[Structured figure records]
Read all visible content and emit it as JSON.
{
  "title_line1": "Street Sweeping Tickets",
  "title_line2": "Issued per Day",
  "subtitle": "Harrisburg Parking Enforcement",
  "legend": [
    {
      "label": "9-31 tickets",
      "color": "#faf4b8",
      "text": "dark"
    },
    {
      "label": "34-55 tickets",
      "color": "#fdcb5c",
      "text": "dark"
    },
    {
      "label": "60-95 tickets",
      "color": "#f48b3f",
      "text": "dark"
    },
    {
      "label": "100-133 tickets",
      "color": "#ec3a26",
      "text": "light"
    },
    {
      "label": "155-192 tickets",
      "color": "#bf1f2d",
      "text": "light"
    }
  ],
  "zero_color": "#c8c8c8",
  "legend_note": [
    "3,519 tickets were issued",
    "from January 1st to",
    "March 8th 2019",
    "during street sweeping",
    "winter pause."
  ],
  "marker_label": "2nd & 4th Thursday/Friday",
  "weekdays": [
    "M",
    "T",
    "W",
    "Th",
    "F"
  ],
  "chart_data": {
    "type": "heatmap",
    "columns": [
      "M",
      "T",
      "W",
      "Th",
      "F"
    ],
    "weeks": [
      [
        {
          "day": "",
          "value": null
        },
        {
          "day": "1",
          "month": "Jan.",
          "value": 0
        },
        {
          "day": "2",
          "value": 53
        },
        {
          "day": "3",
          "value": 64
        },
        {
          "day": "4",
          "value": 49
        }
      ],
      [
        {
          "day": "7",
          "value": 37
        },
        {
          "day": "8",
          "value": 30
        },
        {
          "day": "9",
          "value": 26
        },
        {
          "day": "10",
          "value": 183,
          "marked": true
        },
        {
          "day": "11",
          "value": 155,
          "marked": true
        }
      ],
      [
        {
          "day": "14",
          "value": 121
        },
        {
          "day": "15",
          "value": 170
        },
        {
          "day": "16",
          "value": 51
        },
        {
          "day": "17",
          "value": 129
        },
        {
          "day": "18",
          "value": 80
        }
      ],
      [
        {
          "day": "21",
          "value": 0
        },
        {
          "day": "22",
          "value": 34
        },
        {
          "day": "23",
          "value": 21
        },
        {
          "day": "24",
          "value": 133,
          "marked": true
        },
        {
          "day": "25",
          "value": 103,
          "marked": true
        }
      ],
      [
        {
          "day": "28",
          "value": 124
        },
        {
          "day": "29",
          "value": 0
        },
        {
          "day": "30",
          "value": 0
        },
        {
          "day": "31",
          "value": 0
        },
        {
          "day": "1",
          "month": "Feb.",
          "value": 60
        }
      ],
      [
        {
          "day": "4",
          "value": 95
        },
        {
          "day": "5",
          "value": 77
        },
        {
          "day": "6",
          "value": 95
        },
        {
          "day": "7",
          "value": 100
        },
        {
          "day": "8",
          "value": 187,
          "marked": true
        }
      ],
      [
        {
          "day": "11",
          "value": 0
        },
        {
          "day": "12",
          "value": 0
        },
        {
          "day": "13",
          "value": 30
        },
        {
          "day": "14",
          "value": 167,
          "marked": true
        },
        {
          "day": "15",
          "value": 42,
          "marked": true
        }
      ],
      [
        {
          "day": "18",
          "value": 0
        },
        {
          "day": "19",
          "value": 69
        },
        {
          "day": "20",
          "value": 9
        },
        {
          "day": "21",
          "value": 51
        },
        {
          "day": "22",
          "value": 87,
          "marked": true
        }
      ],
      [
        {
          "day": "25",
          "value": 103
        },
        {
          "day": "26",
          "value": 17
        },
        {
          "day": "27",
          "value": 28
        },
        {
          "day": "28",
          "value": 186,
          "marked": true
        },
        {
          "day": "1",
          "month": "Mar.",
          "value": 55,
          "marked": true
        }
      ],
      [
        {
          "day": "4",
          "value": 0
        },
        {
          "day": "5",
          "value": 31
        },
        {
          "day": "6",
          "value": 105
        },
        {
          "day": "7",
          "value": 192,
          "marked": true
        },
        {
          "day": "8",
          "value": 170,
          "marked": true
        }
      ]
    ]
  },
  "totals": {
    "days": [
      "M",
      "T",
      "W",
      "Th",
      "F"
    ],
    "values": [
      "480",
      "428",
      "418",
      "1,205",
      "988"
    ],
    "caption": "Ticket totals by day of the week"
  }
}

§ Task details:
Transcribe the material above in its entirety. Match it exactly.

§ Worked answer:
Read all visible content and emit it as JSON.
{
  "title_line1": "Street Sweeping Tickets",
  "title_line2": "Issued per Day",
  "subtitle": "Harrisburg Parking Enforcement",
  "legend": [
    {
      "label": "9-31 tickets",
      "color": "#faf4b8",
      "text": "dark"
    },
    {
      "label": "34-55 tickets",
      "color": "#fdcb5c",
      "text": "dark"
    },
    {
      "label": "60-95 tickets",
      "color": "#f48b3f",
      "text": "dark"
    },
    {
      "label": "100-133 tickets",
      "color": "#ec3a26",
      "text": "light"
    },
    {
      "label": "155-192 tickets",
      "color": "#bf1f2d",
      "text": "light"
    }
  ],
  "zero_color": "#c8c8c8",
  "legend_note": [
    "3,519 tickets were issued",
    "from January 1st to",
    "March 8th 2019",
    "during street sweeping",
    "winter pause."
  ],
  "marker_label": "2nd & 4th Thursday/Friday",
  "weekdays": [
    "M",
    "T",
    "W",
    "Th",
    "F"
  ],
  "chart_data": {
    "type": "heatmap",
    "columns": [
      "M",
      "T",
      "W",
      "Th",
      "F"
    ],
    "weeks": [
      [
        {
          "day": "",
          "value": null
        },
        {
          "day": "1",
          "month": "Jan.",
          "value": 0
        },
        {
          "day": "2",
          "value": 53
        },
        {
          "day": "3",
          "value": 64
        },
        {
          "day": "4",
          "value": 49
        }
      ],
      [
        {
          "day": "7",
          "value": 37
        },
        {
          "day": "8",
          "value": 30
        },
        {
          "day": "9",
          "value": 26
        },
        {
          "day": "10",
          "value": 183,
          "marked": true
        },
        {
          "day": "11",
          "value": 155,
          "marked": true
        }
      ],
      [
        {
          "day": "14",
          "value": 121
        },
        {
          "day": "15",
          "value": 170
        },
        {
          "day": "16",
          "value": 51
        },
        {
          "day": "17",
          "value": 129
        },
        {
          "day": "18",
          "value": 80
        }
      ],
      [
        {
          "day": "21",
          "value": 0
        },
        {
          "day": "22",
          "value": 34
        },
        {
          "day": "23",
          "value": 21
        },
        {
          "day": "24",
          "value": 133,
          "marked": true
        },
        {
          "day": "25",
          "value": 103,
          "marked": true
        }
      ],
      [
        {
          "day": "28",
          "value": 124
        },
        {
          "day": "29",
          "value": 0
        },
        {
          "day": "30",
          "value": 0
        },
        {
          "day": "31",
          "value": 0
        },
        {
          "day": "1",
          "month": "Feb.",
          "value": 60
        }
      ],
      [
        {
          "day": "4",
          "value": 95
        },
        {
          "day": "5",
          "value": 77
        },
        {
          "day": "6",
          "value": 95
        },
        {
          "day": "7",
          "value": 100
        },
        {
          "day": "8",
          "value": 187,
          "marked": true
        }
      ],
      [
        {
          "day": "11",
          "value": 0
        },
        {
          "day": "12",
          "value": 0
        },
        {
          "day": "13",
          "value": 30
        },
        {
          "day": "14",
          "value": 167,
          "marked": true
        },
        {
          "day": "15",
          "value": 42,
          "marked": true
        }
      ],
      [
        {
          "day": "18",
          "value": 0
        },
        {
          "day": "19",
          "value": 69
        },
        {
          "day": "20",
          "value": 9
        },
        {
          "day": "21",
          "value": 51
        },
        {
          "day": "22",
          "value": 87,
          "marked": true
        }
      ],
      [
        {
          "day": "25",
          "value": 103
        },
        {
          "day": "26",
          "value": 17
        },
        {
          "day": "27",
          "value": 28
        },
        {
          "day": "28",
          "value": 186,
          "marked": true
        },
        {
          "day": "1",
          "month": "Mar.",
          "value": 55,
          "marked": true
        }
      ],
      [
        {
          "day": "4",
          "value": 0
        },
        {
          "day": "5",
          "value": 31
        },
        {
          "day": "6",
          "value": 105
        },
        {
          "day": "7",
          "value": 192,
          "marked": true
        },
        {
          "day": "8",
          "value": 170,
          "marked": true
        }
      ]
    ]
  },
  "totals": {
    "days": [
      "M",
      "T",
      "W",
      "Th",
      "F"
    ],
    "values": [
      "480",
      "428",
      "418",
      "1,205",
      "988"
    ],
    "caption": "Ticket totals by day of the week"
  }
}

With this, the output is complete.